Exercise:
Go through the data and copy every line exactly, but not the images.

Extracted data entries:
** START **
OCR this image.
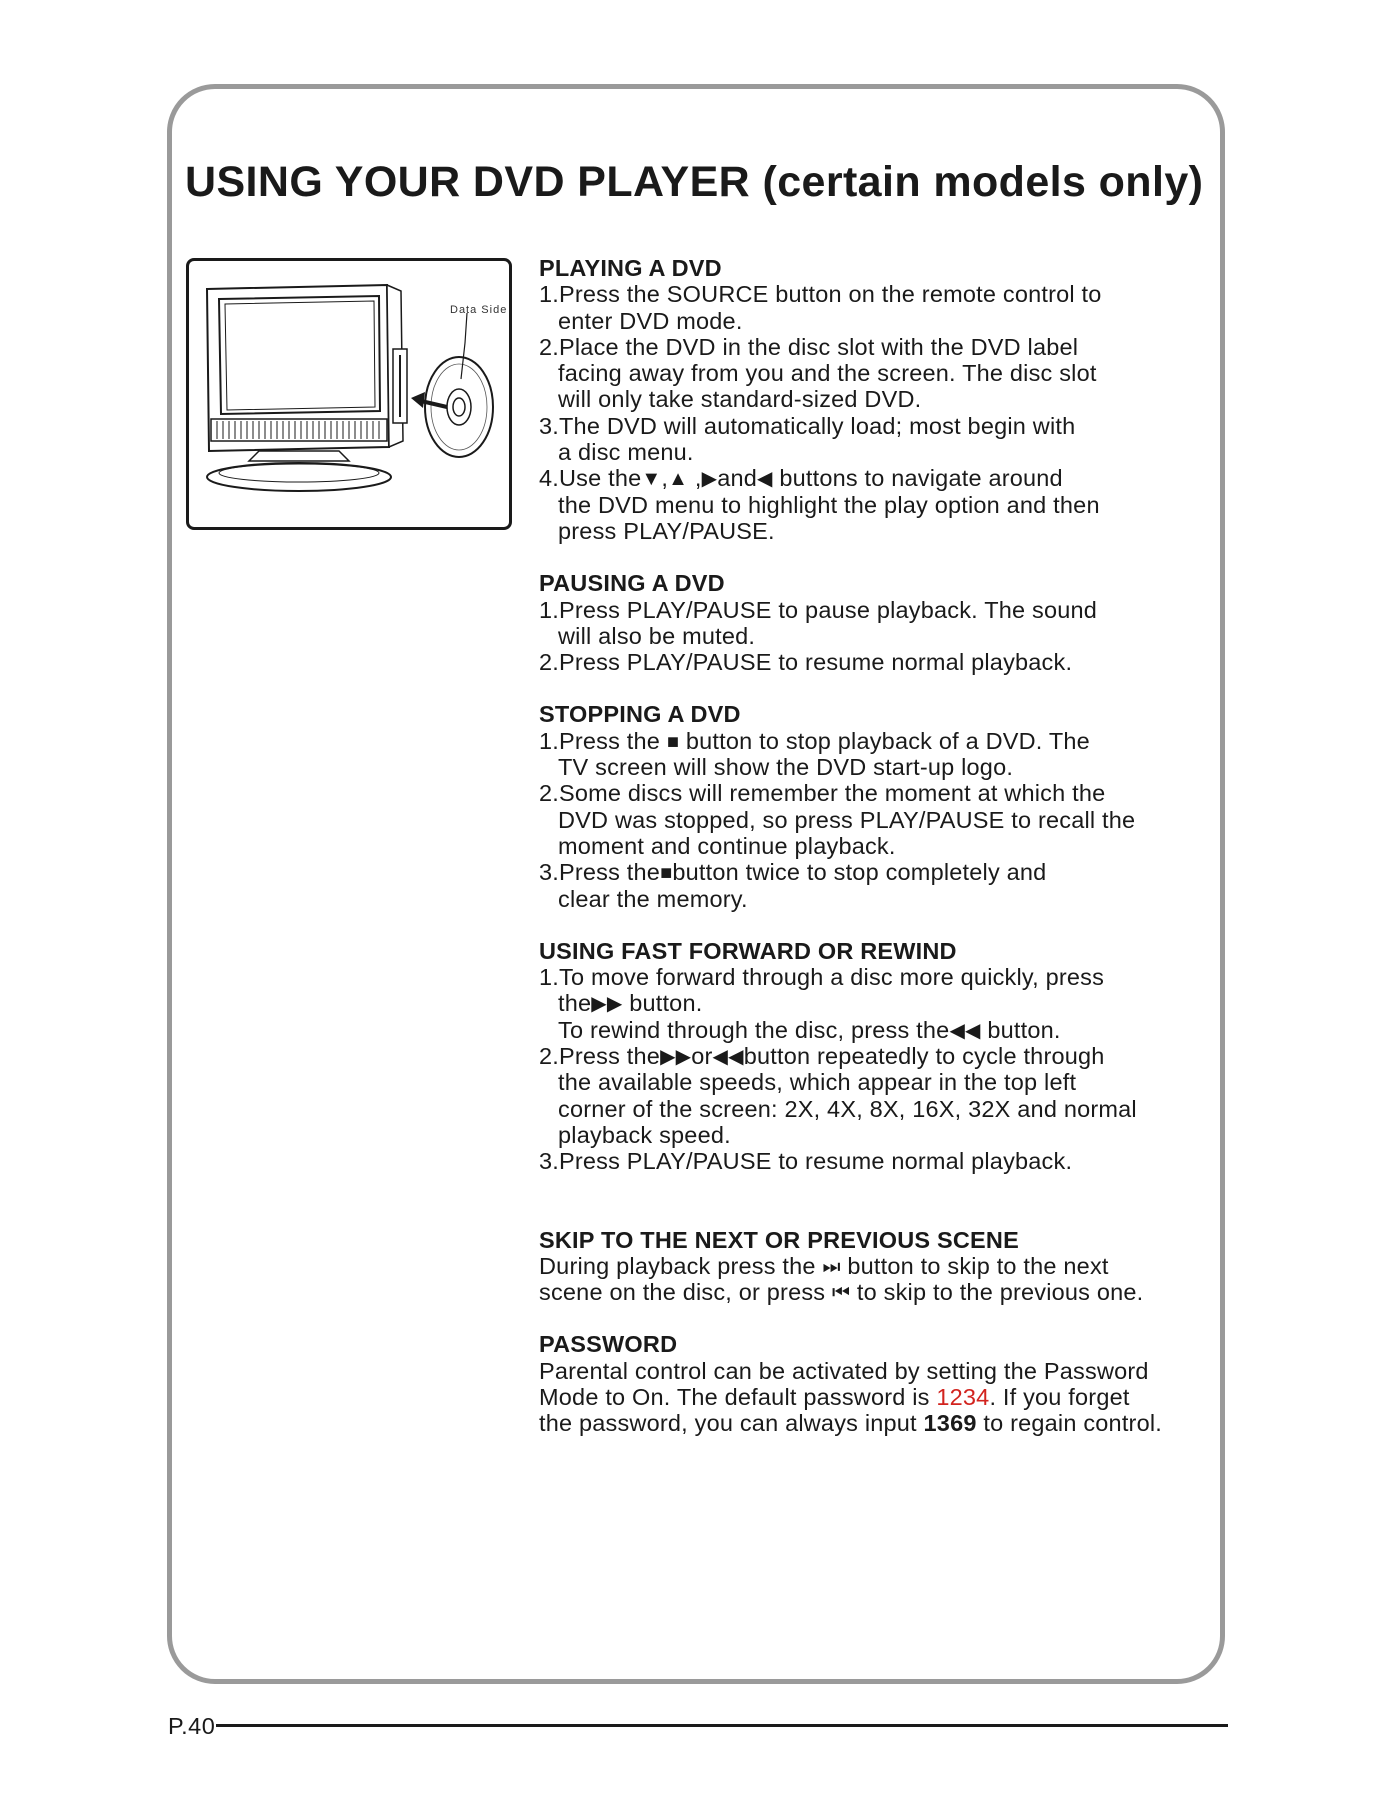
USING YOUR DVD PLAYER (certain models only)
Data Side

PLAYING A DVD

1.Press the SOURCE button on the remote control to

enter DVD mode.

2.Place the DVD in the disc slot with the DVD label

facing away from you and the screen. The disc slot

will only take standard-sized DVD.

3.The DVD will automatically load; most begin with

a disc menu.

4.Use the▼,▲ ,▶and◀ buttons to navigate around

the DVD menu to highlight the play option and then

press PLAY/PAUSE.

PAUSING A DVD

1.Press PLAY/PAUSE to pause playback. The sound

will also be muted.

2.Press PLAY/PAUSE to resume normal playback.

STOPPING A DVD

1.Press the ■ button to stop playback of a DVD. The

TV screen will show the DVD start-up logo.

2.Some discs will remember the moment at which the

DVD was stopped, so press PLAY/PAUSE to recall the

moment and continue playback.

3.Press the■button twice to stop completely and

clear the memory.

USING FAST FORWARD OR REWIND

1.To move forward through a disc more quickly, press

the▶▶ button.

To rewind through the disc, press the◀◀ button.

2.Press the▶▶or◀◀button repeatedly to cycle through

the available speeds, which appear in the top left

corner of the screen: 2X, 4X, 8X, 16X, 32X and normal

playback speed.

3.Press PLAY/PAUSE to resume normal playback.

SKIP TO THE NEXT OR PREVIOUS SCENE

During playback press the ⏭ button to skip to the next

scene on the disc, or press ⏮ to skip to the previous one.

PASSWORD

Parental control can be activated by setting the Password

Mode to On. The default password is 1234. If you forget

the password, you can always input 1369 to regain control.

P.40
** END **
Solved exercise:
OCR this image.
USING YOUR DVD PLAYER (certain models only)
Data Side

PLAYING A DVD

1.Press the SOURCE button on the remote control to

enter DVD mode.

2.Place the DVD in the disc slot with the DVD label

facing away from you and the screen. The disc slot

will only take standard-sized DVD.

3.The DVD will automatically load; most begin with

a disc menu.

4.Use the▼,▲ ,▶and◀ buttons to navigate around

the DVD menu to highlight the play option and then

press PLAY/PAUSE.

PAUSING A DVD

1.Press PLAY/PAUSE to pause playback. The sound

will also be muted.

2.Press PLAY/PAUSE to resume normal playback.

STOPPING A DVD

1.Press the ■ button to stop playback of a DVD. The

TV screen will show the DVD start-up logo.

2.Some discs will remember the moment at which the

DVD was stopped, so press PLAY/PAUSE to recall the

moment and continue playback.

3.Press the■button twice to stop completely and

clear the memory.

USING FAST FORWARD OR REWIND

1.To move forward through a disc more quickly, press

the▶▶ button.

To rewind through the disc, press the◀◀ button.

2.Press the▶▶or◀◀button repeatedly to cycle through

the available speeds, which appear in the top left

corner of the screen: 2X, 4X, 8X, 16X, 32X and normal

playback speed.

3.Press PLAY/PAUSE to resume normal playback.

SKIP TO THE NEXT OR PREVIOUS SCENE

During playback press the ⏭ button to skip to the next

scene on the disc, or press ⏮ to skip to the previous one.

PASSWORD

Parental control can be activated by setting the Password

Mode to On. The default password is 1234. If you forget

the password, you can always input 1369 to regain control.

P.40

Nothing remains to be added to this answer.